## DIRECTIVE
Omit the pictures, then reproduce every remaining record exactly.

## MATERIAL
-- begin --
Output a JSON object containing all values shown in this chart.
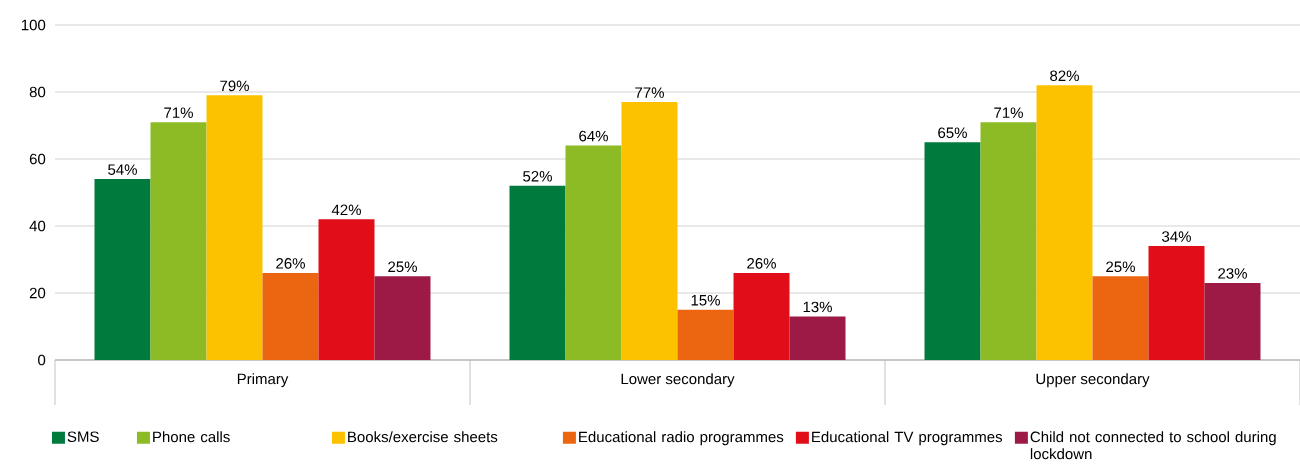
{
  "chart_data": {
    "type": "bar",
    "categories": [
      "Primary",
      "Lower secondary",
      "Upper secondary"
    ],
    "series": [
      {
        "name": "SMS",
        "color": "#007a3d",
        "values": [
          54,
          52,
          65
        ],
        "value_labels": [
          "54%",
          "52%",
          "65%"
        ]
      },
      {
        "name": "Phone calls",
        "color": "#8cbb26",
        "values": [
          71,
          64,
          71
        ],
        "value_labels": [
          "71%",
          "64%",
          "71%"
        ]
      },
      {
        "name": "Books/exercise sheets",
        "color": "#fcc200",
        "values": [
          79,
          77,
          82
        ],
        "value_labels": [
          "79%",
          "77%",
          "82%"
        ]
      },
      {
        "name": "Educational radio programmes",
        "color": "#ec6511",
        "values": [
          26,
          15,
          25
        ],
        "value_labels": [
          "26%",
          "15%",
          "25%"
        ]
      },
      {
        "name": "Educational TV programmes",
        "color": "#e10e1a",
        "values": [
          42,
          26,
          34
        ],
        "value_labels": [
          "42%",
          "26%",
          "34%"
        ]
      },
      {
        "name": "Child not connected to school during lockdown",
        "color": "#9d1a47",
        "values": [
          25,
          13,
          23
        ],
        "value_labels": [
          "25%",
          "13%",
          "23%"
        ]
      }
    ],
    "ylim": [
      0,
      100
    ],
    "yticks": [
      0,
      20,
      40,
      60,
      80,
      100
    ],
    "grid": "y",
    "legend": "bottom"
  }
}
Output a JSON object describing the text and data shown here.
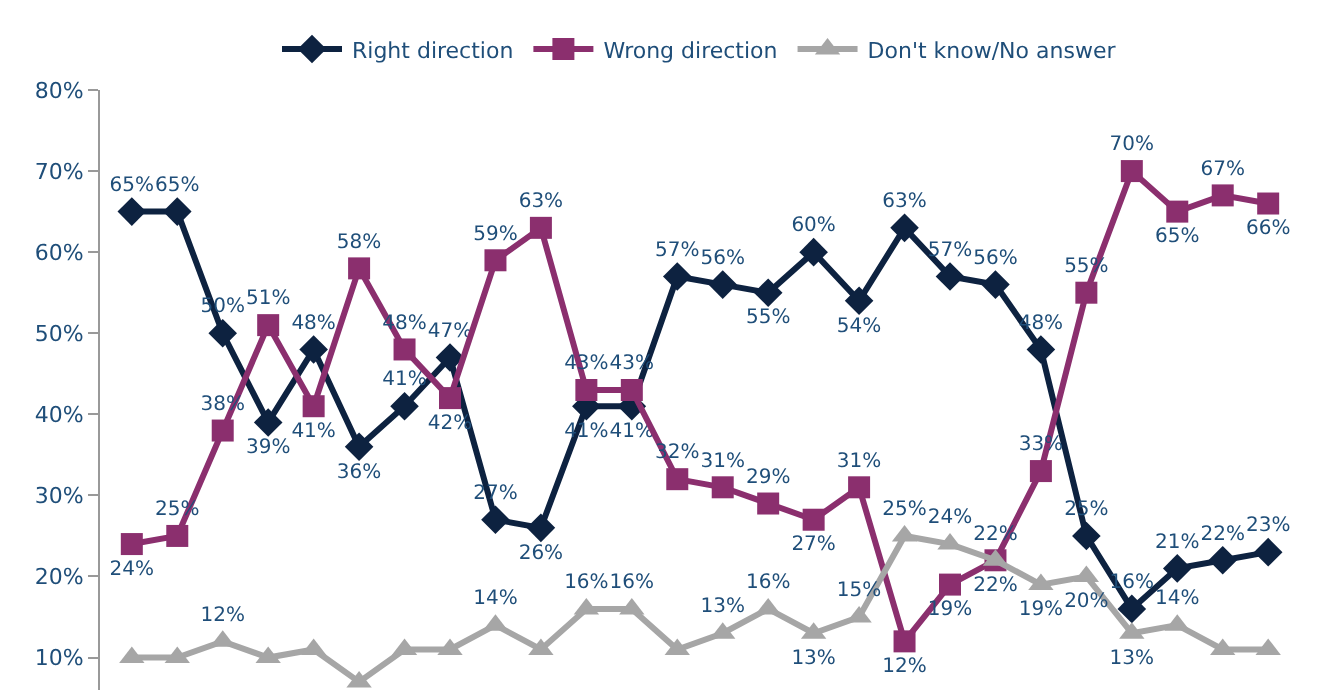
{
  "chart_data": {
    "type": "line",
    "categories": [
      null,
      null,
      null,
      null,
      null,
      null,
      null,
      null,
      null,
      null,
      null,
      null,
      null,
      null,
      null,
      null,
      null,
      null,
      null,
      null,
      null,
      null,
      null,
      null,
      null,
      null
    ],
    "series": [
      {
        "name": "Right direction",
        "color": "#0d2240",
        "marker": "diamond",
        "values": [
          65,
          65,
          50,
          39,
          48,
          36,
          41,
          47,
          27,
          26,
          41,
          41,
          57,
          56,
          55,
          60,
          54,
          63,
          57,
          56,
          48,
          25,
          16,
          21,
          22,
          23
        ],
        "value_labels": [
          "65%",
          "65%",
          "50%",
          "39%",
          "48%",
          "36%",
          "41%",
          "47%",
          "27%",
          "26%",
          "41%",
          "41%",
          "57%",
          "56%",
          "55%",
          "60%",
          "54%",
          "63%",
          "57%",
          "56%",
          "48%",
          "25%",
          "16%",
          "21%",
          "22%",
          "23%"
        ]
      },
      {
        "name": "Wrong direction",
        "color": "#8b2f6e",
        "marker": "square",
        "values": [
          24,
          25,
          38,
          51,
          41,
          58,
          48,
          42,
          59,
          63,
          43,
          43,
          32,
          31,
          29,
          27,
          31,
          12,
          19,
          22,
          33,
          55,
          70,
          65,
          67,
          66
        ],
        "value_labels": [
          "24%",
          "25%",
          "38%",
          "51%",
          "41%",
          "58%",
          "48%",
          "42%",
          "59%",
          "63%",
          "43%",
          "43%",
          "32%",
          "31%",
          "29%",
          "27%",
          "31%",
          "12%",
          "19%",
          "22%",
          "33%",
          "55%",
          "70%",
          "65%",
          "67%",
          "66%"
        ]
      },
      {
        "name": "Don't know/No answer",
        "color": "#a6a6a6",
        "marker": "triangle",
        "values": [
          10,
          10,
          12,
          10,
          11,
          7,
          11,
          11,
          14,
          11,
          16,
          16,
          11,
          13,
          16,
          13,
          15,
          25,
          24,
          22,
          19,
          20,
          13,
          14,
          11,
          11
        ],
        "value_labels": [
          null,
          null,
          "12%",
          null,
          null,
          null,
          null,
          null,
          "14%",
          null,
          "16%",
          "16%",
          null,
          "13%",
          "16%",
          "13%",
          "15%",
          "25%",
          "24%",
          "22%",
          "19%",
          "20%",
          "13%",
          "14%",
          null,
          null
        ]
      }
    ],
    "ylim": [
      6,
      80
    ],
    "yticks": [
      {
        "value": 10,
        "label": "10%"
      },
      {
        "value": 20,
        "label": "20%"
      },
      {
        "value": 30,
        "label": "30%"
      },
      {
        "value": 40,
        "label": "40%"
      },
      {
        "value": 50,
        "label": "50%"
      },
      {
        "value": 60,
        "label": "60%"
      },
      {
        "value": 70,
        "label": "70%"
      },
      {
        "value": 80,
        "label": "80%"
      }
    ],
    "legend": "top",
    "line_style": "solid"
  }
}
-- end --
## ANSWER TO THE TASK
Output a JSON object containing all values shown in this chart.
{
  "chart_data": {
    "type": "bar",
    "categories": [
      "Primary",
      "Lower secondary",
      "Upper secondary"
    ],
    "series": [
      {
        "name": "SMS",
        "color": "#007a3d",
        "values": [
          54,
          52,
          65
        ],
        "value_labels": [
          "54%",
          "52%",
          "65%"
        ]
      },
      {
        "name": "Phone calls",
        "color": "#8cbb26",
        "values": [
          71,
          64,
          71
        ],
        "value_labels": [
          "71%",
          "64%",
          "71%"
        ]
      },
      {
        "name": "Books/exercise sheets",
        "color": "#fcc200",
        "values": [
          79,
          77,
          82
        ],
        "value_labels": [
          "79%",
          "77%",
          "82%"
        ]
      },
      {
        "name": "Educational radio programmes",
        "color": "#ec6511",
        "values": [
          26,
          15,
          25
        ],
        "value_labels": [
          "26%",
          "15%",
          "25%"
        ]
      },
      {
        "name": "Educational TV programmes",
        "color": "#e10e1a",
        "values": [
          42,
          26,
          34
        ],
        "value_labels": [
          "42%",
          "26%",
          "34%"
        ]
      },
      {
        "name": "Child not connected to school during lockdown",
        "color": "#9d1a47",
        "values": [
          25,
          13,
          23
        ],
        "value_labels": [
          "25%",
          "13%",
          "23%"
        ]
      }
    ],
    "ylim": [
      0,
      100
    ],
    "yticks": [
      0,
      20,
      40,
      60,
      80,
      100
    ],
    "grid": "y",
    "legend": "bottom"
  }
}
Output a JSON object describing the text and data shown here.
{
  "chart_data": {
    "type": "line",
    "categories": [
      null,
      null,
      null,
      null,
      null,
      null,
      null,
      null,
      null,
      null,
      null,
      null,
      null,
      null,
      null,
      null,
      null,
      null,
      null,
      null,
      null,
      null,
      null,
      null,
      null,
      null
    ],
    "series": [
      {
        "name": "Right direction",
        "color": "#0d2240",
        "marker": "diamond",
        "values": [
          65,
          65,
          50,
          39,
          48,
          36,
          41,
          47,
          27,
          26,
          41,
          41,
          57,
          56,
          55,
          60,
          54,
          63,
          57,
          56,
          48,
          25,
          16,
          21,
          22,
          23
        ],
        "value_labels": [
          "65%",
          "65%",
          "50%",
          "39%",
          "48%",
          "36%",
          "41%",
          "47%",
          "27%",
          "26%",
          "41%",
          "41%",
          "57%",
          "56%",
          "55%",
          "60%",
          "54%",
          "63%",
          "57%",
          "56%",
          "48%",
          "25%",
          "16%",
          "21%",
          "22%",
          "23%"
        ]
      },
      {
        "name": "Wrong direction",
        "color": "#8b2f6e",
        "marker": "square",
        "values": [
          24,
          25,
          38,
          51,
          41,
          58,
          48,
          42,
          59,
          63,
          43,
          43,
          32,
          31,
          29,
          27,
          31,
          12,
          19,
          22,
          33,
          55,
          70,
          65,
          67,
          66
        ],
        "value_labels": [
          "24%",
          "25%",
          "38%",
          "51%",
          "41%",
          "58%",
          "48%",
          "42%",
          "59%",
          "63%",
          "43%",
          "43%",
          "32%",
          "31%",
          "29%",
          "27%",
          "31%",
          "12%",
          "19%",
          "22%",
          "33%",
          "55%",
          "70%",
          "65%",
          "67%",
          "66%"
        ]
      },
      {
        "name": "Don't know/No answer",
        "color": "#a6a6a6",
        "marker": "triangle",
        "values": [
          10,
          10,
          12,
          10,
          11,
          7,
          11,
          11,
          14,
          11,
          16,
          16,
          11,
          13,
          16,
          13,
          15,
          25,
          24,
          22,
          19,
          20,
          13,
          14,
          11,
          11
        ],
        "value_labels": [
          null,
          null,
          "12%",
          null,
          null,
          null,
          null,
          null,
          "14%",
          null,
          "16%",
          "16%",
          null,
          "13%",
          "16%",
          "13%",
          "15%",
          "25%",
          "24%",
          "22%",
          "19%",
          "20%",
          "13%",
          "14%",
          null,
          null
        ]
      }
    ],
    "ylim": [
      6,
      80
    ],
    "yticks": [
      {
        "value": 10,
        "label": "10%"
      },
      {
        "value": 20,
        "label": "20%"
      },
      {
        "value": 30,
        "label": "30%"
      },
      {
        "value": 40,
        "label": "40%"
      },
      {
        "value": 50,
        "label": "50%"
      },
      {
        "value": 60,
        "label": "60%"
      },
      {
        "value": 70,
        "label": "70%"
      },
      {
        "value": 80,
        "label": "80%"
      }
    ],
    "legend": "top",
    "line_style": "solid"
  }
}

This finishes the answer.